» WRITTEN REQUEST
Reproduce all entries verbatim, with nothing added or dropped.

╭──

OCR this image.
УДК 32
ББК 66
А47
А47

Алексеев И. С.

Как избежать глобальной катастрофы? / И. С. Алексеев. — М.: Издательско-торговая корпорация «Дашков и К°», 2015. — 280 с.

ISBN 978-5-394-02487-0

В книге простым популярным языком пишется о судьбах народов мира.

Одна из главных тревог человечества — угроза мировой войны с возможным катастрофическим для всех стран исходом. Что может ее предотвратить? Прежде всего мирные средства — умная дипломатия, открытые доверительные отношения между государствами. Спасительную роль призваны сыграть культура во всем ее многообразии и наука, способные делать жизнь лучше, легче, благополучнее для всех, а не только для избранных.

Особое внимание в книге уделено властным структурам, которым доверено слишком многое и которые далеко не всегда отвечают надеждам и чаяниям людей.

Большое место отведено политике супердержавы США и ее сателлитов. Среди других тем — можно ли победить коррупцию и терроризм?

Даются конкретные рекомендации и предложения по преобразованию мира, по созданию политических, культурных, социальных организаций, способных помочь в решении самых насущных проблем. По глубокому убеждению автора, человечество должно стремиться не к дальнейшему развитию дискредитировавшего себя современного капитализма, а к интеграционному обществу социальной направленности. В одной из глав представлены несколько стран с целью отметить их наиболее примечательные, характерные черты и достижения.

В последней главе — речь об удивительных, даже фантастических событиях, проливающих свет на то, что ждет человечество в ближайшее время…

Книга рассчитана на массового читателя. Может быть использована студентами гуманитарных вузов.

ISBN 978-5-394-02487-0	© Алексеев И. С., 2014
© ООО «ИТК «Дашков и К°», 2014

╰──

» PROBLEM SOLUTION
OCR this image.
УДК 32
ББК 66
А47
А47

Алексеев И. С.

Как избежать глобальной катастрофы? / И. С. Алексеев. — М.: Издательско-торговая корпорация «Дашков и К°», 2015. — 280 с.

ISBN 978-5-394-02487-0

В книге простым популярным языком пишется о судьбах народов мира.

Одна из главных тревог человечества — угроза мировой войны с возможным катастрофическим для всех стран исходом. Что может ее предотвратить? Прежде всего мирные средства — умная дипломатия, открытые доверительные отношения между государствами. Спасительную роль призваны сыграть культура во всем ее многообразии и наука, способные делать жизнь лучше, легче, благополучнее для всех, а не только для избранных.

Особое внимание в книге уделено властным структурам, которым доверено слишком многое и которые далеко не всегда отвечают надеждам и чаяниям людей.

Большое место отведено политике супердержавы США и ее сателлитов. Среди других тем — можно ли победить коррупцию и терроризм?

Даются конкретные рекомендации и предложения по преобразованию мира, по созданию политических, культурных, социальных организаций, способных помочь в решении самых насущных проблем. По глубокому убеждению автора, человечество должно стремиться не к дальнейшему развитию дискредитировавшего себя современного капитализма, а к интеграционному обществу социальной направленности. В одной из глав представлены несколько стран с целью отметить их наиболее примечательные, характерные черты и достижения.

В последней главе — речь об удивительных, даже фантастических событиях, проливающих свет на то, что ждет человечество в ближайшее время…

Книга рассчитана на массового читателя. Может быть использована студентами гуманитарных вузов.

ISBN 978-5-394-02487-0	© Алексеев И. С., 2014
© ООО «ИТК «Дашков и К°», 2014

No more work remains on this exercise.